▶

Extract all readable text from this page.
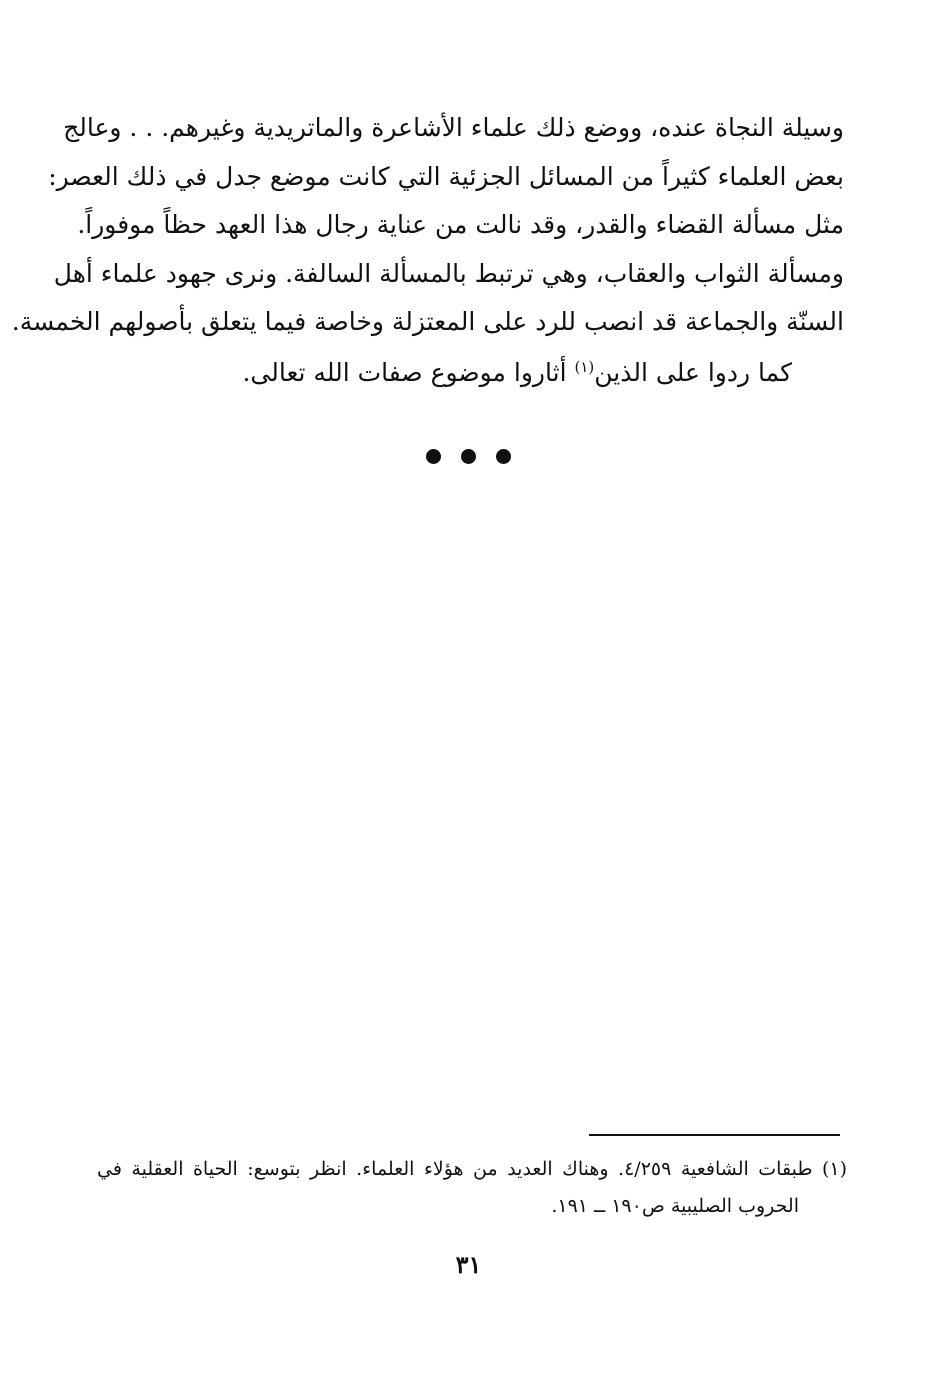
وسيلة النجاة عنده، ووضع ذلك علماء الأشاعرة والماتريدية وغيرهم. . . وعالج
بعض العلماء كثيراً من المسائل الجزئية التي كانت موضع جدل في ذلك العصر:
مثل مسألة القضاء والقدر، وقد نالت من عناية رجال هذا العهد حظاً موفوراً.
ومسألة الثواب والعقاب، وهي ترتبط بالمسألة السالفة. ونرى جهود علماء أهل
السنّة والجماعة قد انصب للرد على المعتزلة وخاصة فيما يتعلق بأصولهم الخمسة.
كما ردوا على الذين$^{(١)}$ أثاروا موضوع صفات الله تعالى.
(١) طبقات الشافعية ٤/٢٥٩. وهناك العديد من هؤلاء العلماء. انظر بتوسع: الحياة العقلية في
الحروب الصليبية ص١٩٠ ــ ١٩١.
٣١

◀

**REQUIREMENT:**
Copy all the lines above that hold the string "العلماء".

**PROBLEM SOLUTION:**
بعض العلماء كثيراً من المسائل الجزئية التي كانت موضع جدل في ذلك العصر:
(١) طبقات الشافعية ٤/٢٥٩. وهناك العديد من هؤلاء العلماء. انظر بتوسع: الحياة العقلية في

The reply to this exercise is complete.